▶ [INSTRUCTION]: Render the material again word for word, skipping the pictures in it.

<<<<

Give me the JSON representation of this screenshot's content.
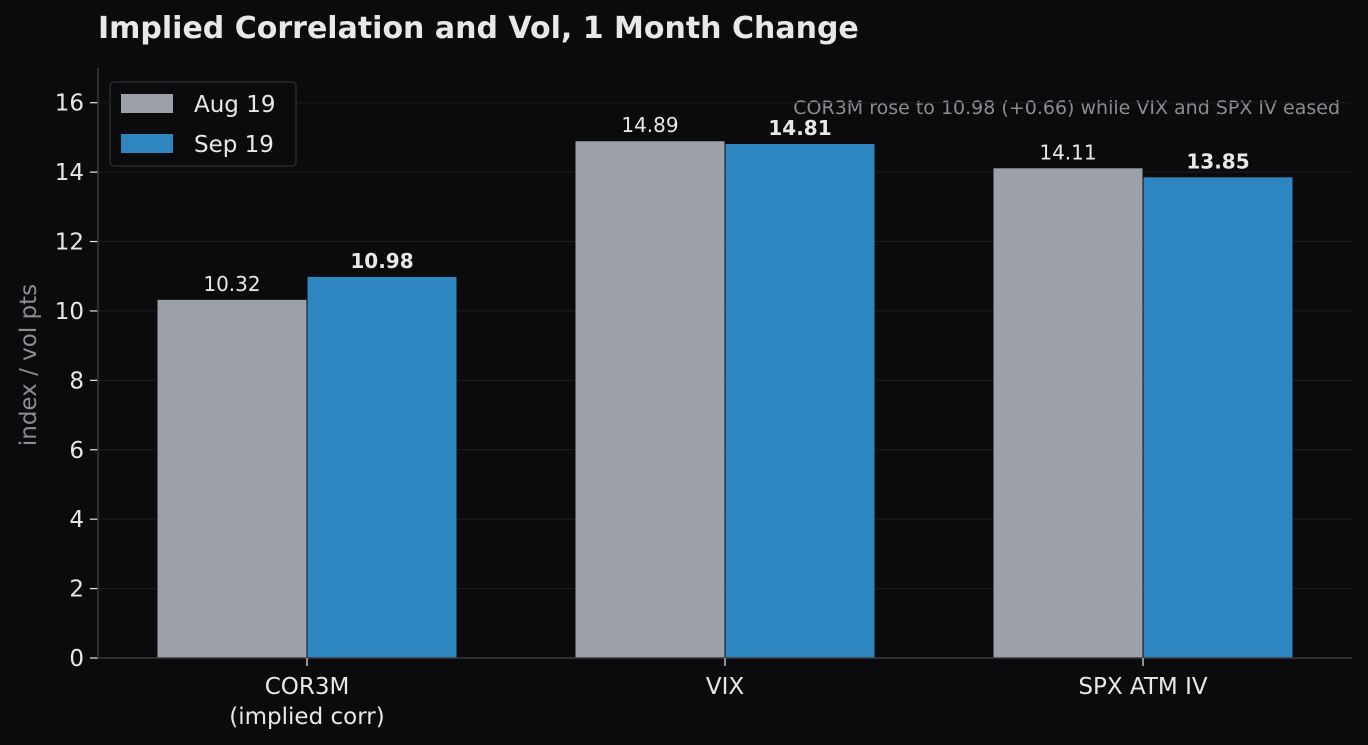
{
  "colors": {
    "background": "#0b0b0d",
    "text": "#e8e8ea",
    "muted_text": "#8c8c92",
    "axis": "#3a3a3e",
    "grid": "#1c1c20",
    "aug_series": "#9ca0a8",
    "sep_series": "#2e86c1"
  },
  "chart_data": {
    "type": "bar",
    "title": "Implied Correlation and Vol, 1 Month Change",
    "ylabel": "index / vol pts",
    "xlabel": "",
    "categories": [
      "COR3M\n(implied corr)",
      "VIX",
      "SPX ATM IV"
    ],
    "series": [
      {
        "name": "Aug 19",
        "values": [
          10.32,
          14.89,
          14.11
        ],
        "labels": [
          "10.32",
          "14.89",
          "14.11"
        ]
      },
      {
        "name": "Sep 19",
        "values": [
          10.98,
          14.81,
          13.85
        ],
        "labels": [
          "10.98",
          "14.81",
          "13.85"
        ]
      }
    ],
    "ylim": [
      0,
      17
    ],
    "yticks": [
      0,
      2,
      4,
      6,
      8,
      10,
      12,
      14,
      16
    ],
    "grid": true,
    "legend_position": "top-left",
    "annotation": "COR3M rose to 10.98 (+0.66) while VIX and SPX IV eased"
  }
}
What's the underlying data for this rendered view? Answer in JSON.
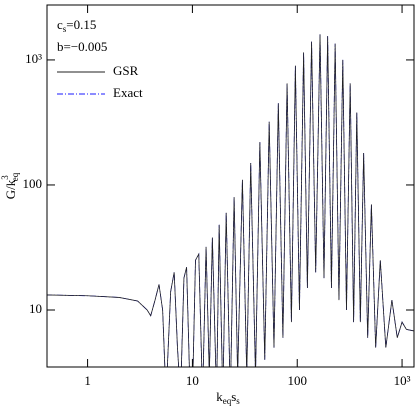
{
  "chart_data": {
    "type": "line",
    "log_x": true,
    "log_y": true,
    "x_label": {
      "main": [
        "k",
        "s"
      ],
      "sub": [
        "eq",
        "s"
      ]
    },
    "y_label": {
      "main": "G/k",
      "sup": "3",
      "sub": "eq"
    },
    "annotations": [
      {
        "main": "c",
        "sub": "s",
        "rest": "=0.15"
      },
      {
        "main": "b=−0.005"
      }
    ],
    "xlim": [
      0.41,
      1300
    ],
    "ylim": [
      3.5,
      2750
    ],
    "xticks": [
      1,
      10,
      100,
      {
        "value": 1000,
        "label": "10³"
      }
    ],
    "yticks": [
      10,
      100,
      {
        "value": 1000,
        "label": "10³"
      }
    ],
    "x": [
      0.4,
      1,
      2,
      3,
      3.7,
      4,
      4.4,
      4.8,
      5.2,
      5.6,
      6.2,
      6.7,
      7.2,
      7.7,
      8.3,
      8.8,
      9.4,
      10,
      10.7,
      11.5,
      12.5,
      13.5,
      14.5,
      15.5,
      17,
      18,
      19.5,
      21,
      23,
      25,
      27,
      30,
      33,
      36,
      40,
      44,
      49,
      54,
      60,
      66,
      73,
      80,
      88,
      96,
      105,
      115,
      125,
      137,
      150,
      165,
      180,
      195,
      212,
      230,
      250,
      272,
      295,
      320,
      345,
      370,
      400,
      430,
      470,
      510,
      560,
      620,
      700,
      800,
      900,
      1000,
      1100,
      1300
    ],
    "series": [
      {
        "name": "Exact",
        "color": "#1a1aff",
        "dash": "6 2 1 2",
        "values": [
          13.2,
          13,
          12.6,
          11.8,
          10,
          9,
          12,
          16,
          10,
          2,
          14,
          20,
          5,
          2,
          18,
          22,
          3,
          2,
          25,
          28,
          2,
          32,
          3,
          38,
          2,
          48,
          2,
          60,
          2,
          80,
          3,
          110,
          3,
          150,
          3,
          220,
          4,
          320,
          5,
          450,
          6,
          650,
          8,
          900,
          10,
          1150,
          15,
          1400,
          20,
          1600,
          18,
          1550,
          15,
          1350,
          12,
          1000,
          10,
          650,
          8,
          380,
          8,
          180,
          6,
          70,
          5,
          25,
          5,
          12,
          6,
          8,
          7,
          6.8
        ]
      },
      {
        "name": "GSR",
        "color": "#222222",
        "dash": "",
        "values": [
          13.2,
          13,
          12.6,
          11.8,
          10,
          9,
          12,
          16,
          10,
          2,
          14,
          20,
          5,
          2,
          18,
          22,
          3,
          2,
          25,
          28,
          2,
          32,
          3,
          38,
          2,
          48,
          2,
          60,
          2,
          80,
          3,
          110,
          3,
          150,
          3,
          220,
          4,
          320,
          5,
          450,
          6,
          650,
          8,
          900,
          10,
          1150,
          15,
          1400,
          20,
          1600,
          18,
          1550,
          15,
          1350,
          12,
          1000,
          10,
          650,
          8,
          380,
          8,
          180,
          6,
          70,
          5,
          25,
          5,
          12,
          6,
          8,
          7,
          6.8
        ]
      }
    ],
    "legend_order": [
      1,
      0
    ]
  }
}
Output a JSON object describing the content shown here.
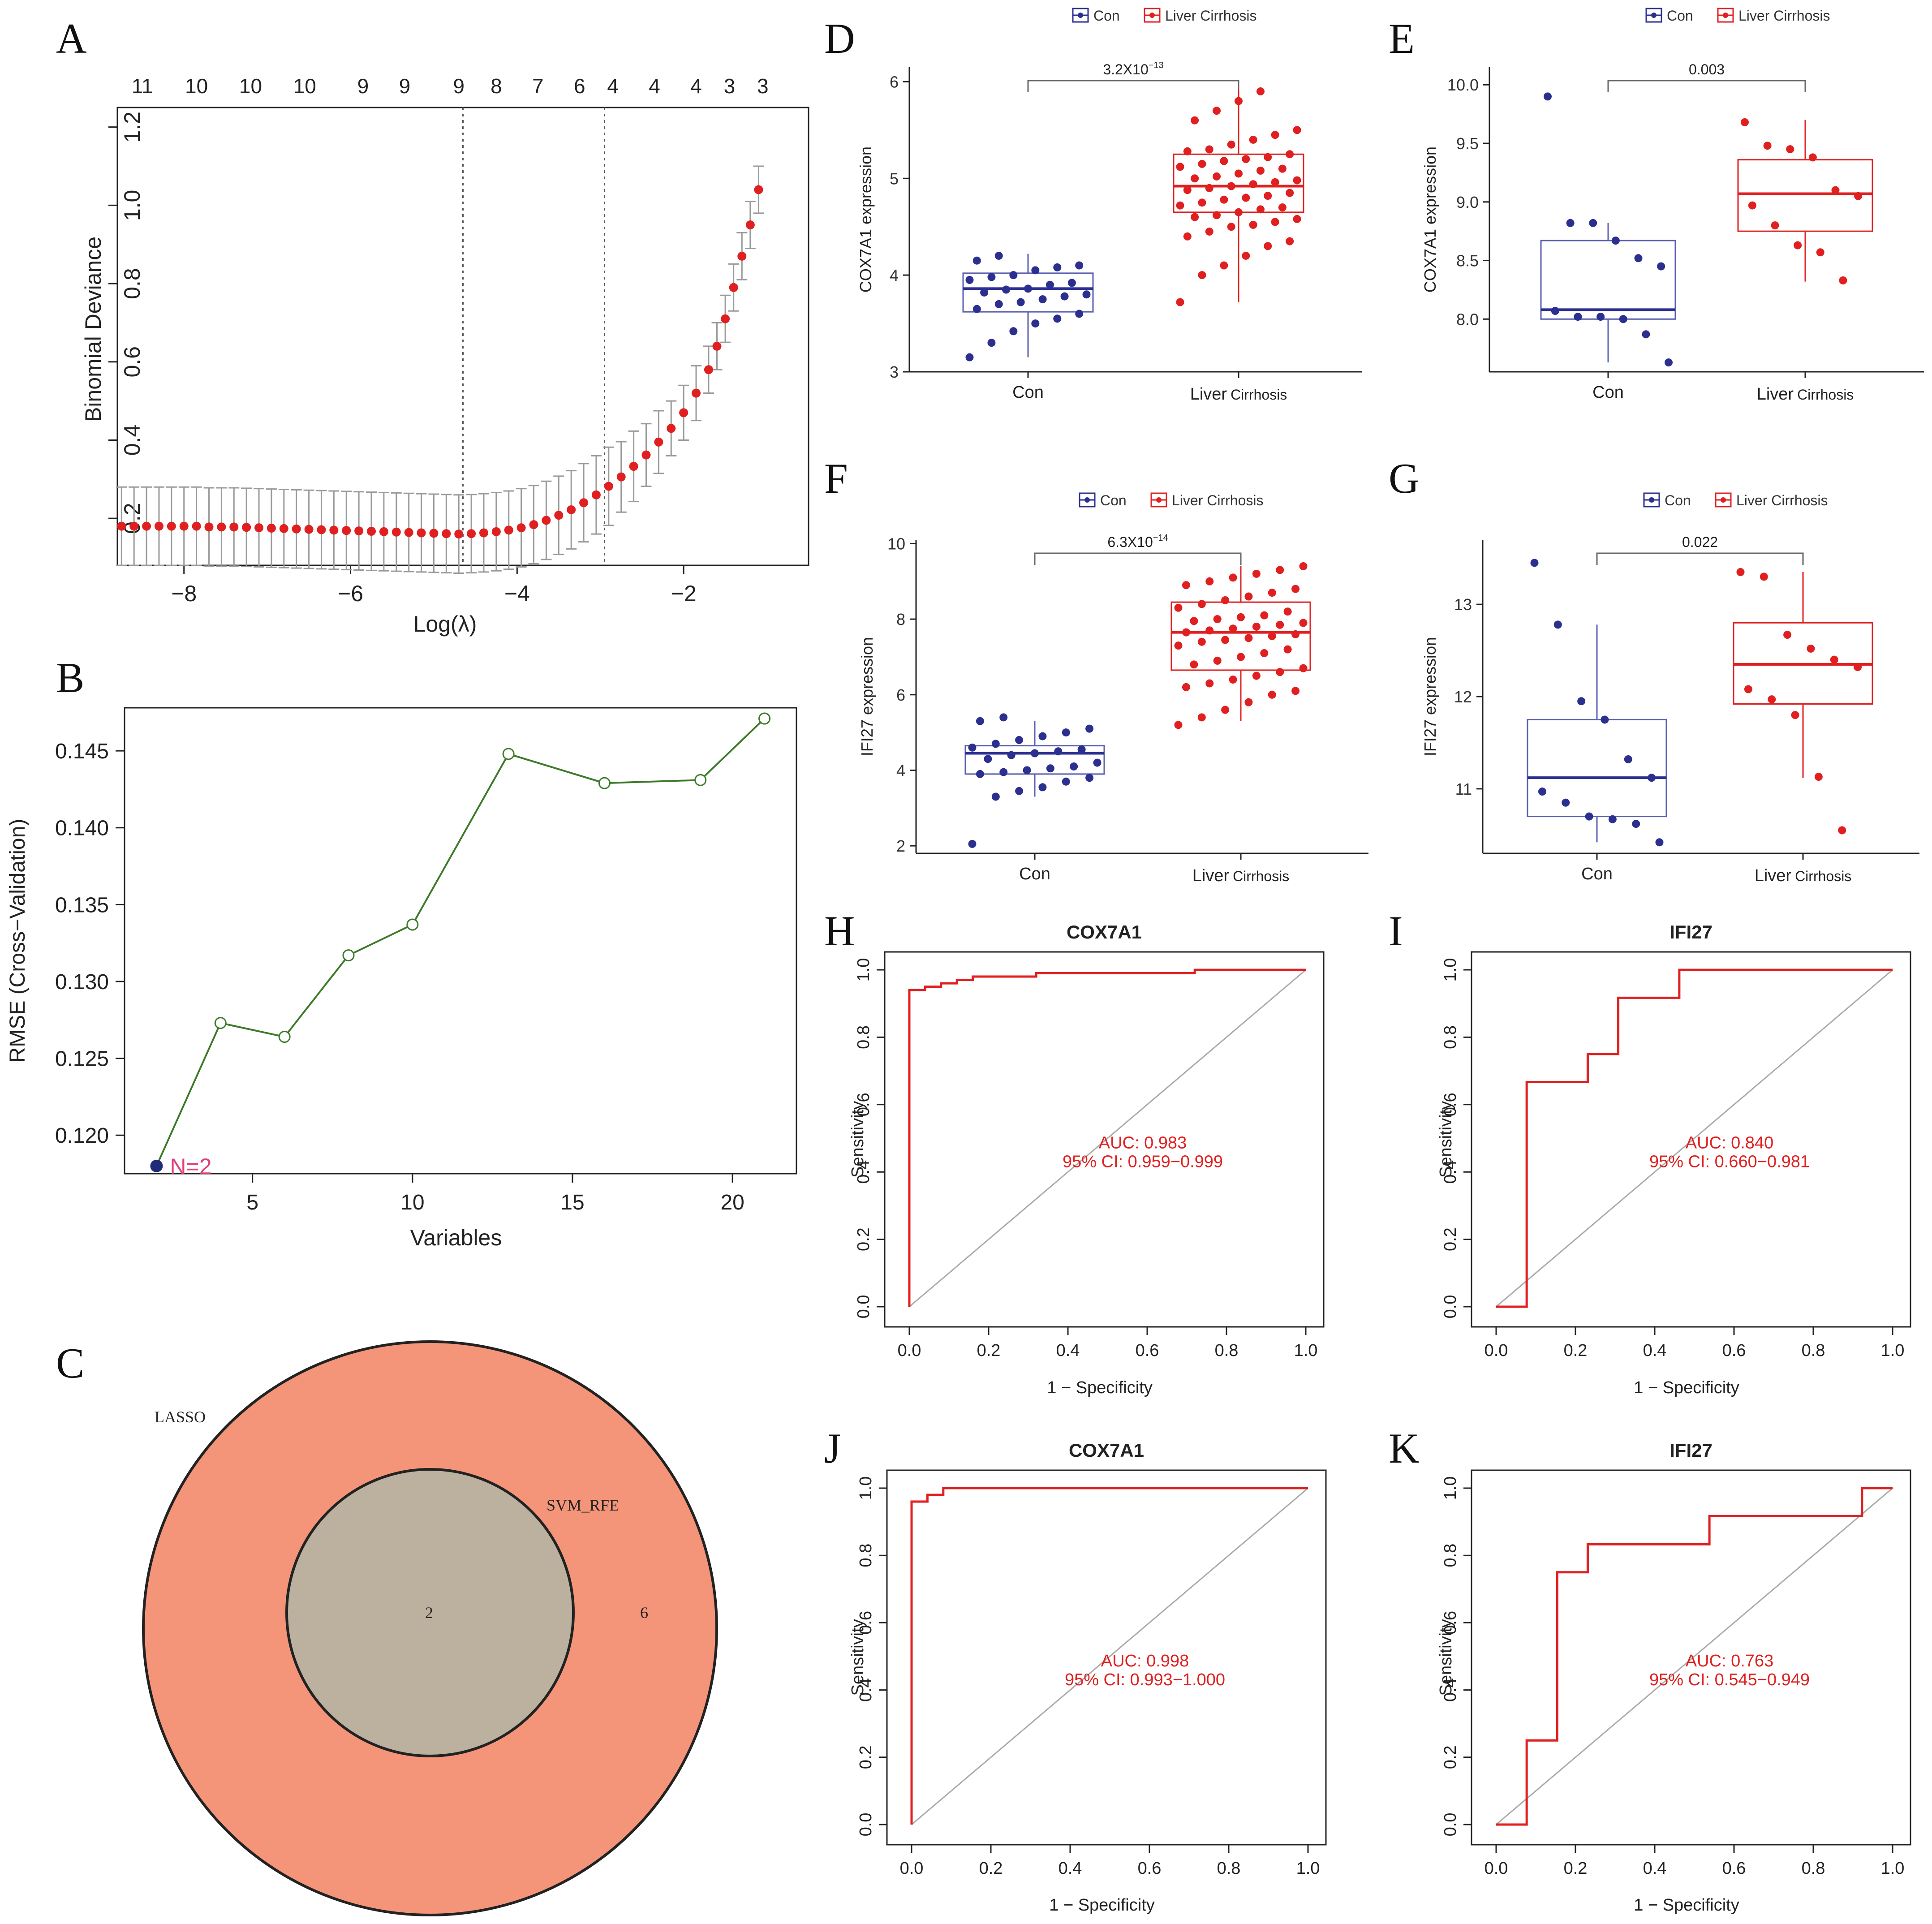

>>>>

▶ [ANSWER TO THE EXERCISE]:
Give me the JSON representation of this screenshot's content.
{
  "colors": {
    "background": "#0b0b0d",
    "text": "#e8e8ea",
    "muted_text": "#8c8c92",
    "axis": "#3a3a3e",
    "grid": "#1c1c20",
    "aug_series": "#9ca0a8",
    "sep_series": "#2e86c1"
  },
  "chart_data": {
    "type": "bar",
    "title": "Implied Correlation and Vol, 1 Month Change",
    "ylabel": "index / vol pts",
    "xlabel": "",
    "categories": [
      "COR3M\n(implied corr)",
      "VIX",
      "SPX ATM IV"
    ],
    "series": [
      {
        "name": "Aug 19",
        "values": [
          10.32,
          14.89,
          14.11
        ],
        "labels": [
          "10.32",
          "14.89",
          "14.11"
        ]
      },
      {
        "name": "Sep 19",
        "values": [
          10.98,
          14.81,
          13.85
        ],
        "labels": [
          "10.98",
          "14.81",
          "13.85"
        ]
      }
    ],
    "ylim": [
      0,
      17
    ],
    "yticks": [
      0,
      2,
      4,
      6,
      8,
      10,
      12,
      14,
      16
    ],
    "grid": true,
    "legend_position": "top-left",
    "annotation": "COR3M rose to 10.98 (+0.66) while VIX and SPX IV eased"
  }
}
What's the underlying data for this rendered view? Answer in JSON.
{
  "chart_data": {
    "type": "line",
    "log_x": true,
    "log_y": true,
    "x_label": {
      "main": [
        "k",
        "s"
      ],
      "sub": [
        "eq",
        "s"
      ]
    },
    "y_label": {
      "main": "G/k",
      "sup": "3",
      "sub": "eq"
    },
    "annotations": [
      {
        "main": "c",
        "sub": "s",
        "rest": "=0.15"
      },
      {
        "main": "b=−0.005"
      }
    ],
    "xlim": [
      0.41,
      1300
    ],
    "ylim": [
      3.5,
      2750
    ],
    "xticks": [
      1,
      10,
      100,
      {
        "value": 1000,
        "label": "10³"
      }
    ],
    "yticks": [
      10,
      100,
      {
        "value": 1000,
        "label": "10³"
      }
    ],
    "x": [
      0.4,
      1,
      2,
      3,
      3.7,
      4,
      4.4,
      4.8,
      5.2,
      5.6,
      6.2,
      6.7,
      7.2,
      7.7,
      8.3,
      8.8,
      9.4,
      10,
      10.7,
      11.5,
      12.5,
      13.5,
      14.5,
      15.5,
      17,
      18,
      19.5,
      21,
      23,
      25,
      27,
      30,
      33,
      36,
      40,
      44,
      49,
      54,
      60,
      66,
      73,
      80,
      88,
      96,
      105,
      115,
      125,
      137,
      150,
      165,
      180,
      195,
      212,
      230,
      250,
      272,
      295,
      320,
      345,
      370,
      400,
      430,
      470,
      510,
      560,
      620,
      700,
      800,
      900,
      1000,
      1100,
      1300
    ],
    "series": [
      {
        "name": "Exact",
        "color": "#1a1aff",
        "dash": "6 2 1 2",
        "values": [
          13.2,
          13,
          12.6,
          11.8,
          10,
          9,
          12,
          16,
          10,
          2,
          14,
          20,
          5,
          2,
          18,
          22,
          3,
          2,
          25,
          28,
          2,
          32,
          3,
          38,
          2,
          48,
          2,
          60,
          2,
          80,
          3,
          110,
          3,
          150,
          3,
          220,
          4,
          320,
          5,
          450,
          6,
          650,
          8,
          900,
          10,
          1150,
          15,
          1400,
          20,
          1600,
          18,
          1550,
          15,
          1350,
          12,
          1000,
          10,
          650,
          8,
          380,
          8,
          180,
          6,
          70,
          5,
          25,
          5,
          12,
          6,
          8,
          7,
          6.8
        ]
      },
      {
        "name": "GSR",
        "color": "#222222",
        "dash": "",
        "values": [
          13.2,
          13,
          12.6,
          11.8,
          10,
          9,
          12,
          16,
          10,
          2,
          14,
          20,
          5,
          2,
          18,
          22,
          3,
          2,
          25,
          28,
          2,
          32,
          3,
          38,
          2,
          48,
          2,
          60,
          2,
          80,
          3,
          110,
          3,
          150,
          3,
          220,
          4,
          320,
          5,
          450,
          6,
          650,
          8,
          900,
          10,
          1150,
          15,
          1400,
          20,
          1600,
          18,
          1550,
          15,
          1350,
          12,
          1000,
          10,
          650,
          8,
          380,
          8,
          180,
          6,
          70,
          5,
          25,
          5,
          12,
          6,
          8,
          7,
          6.8
        ]
      }
    ],
    "legend_order": [
      1,
      0
    ]
  }
}
Output a JSON object describing the content shown here.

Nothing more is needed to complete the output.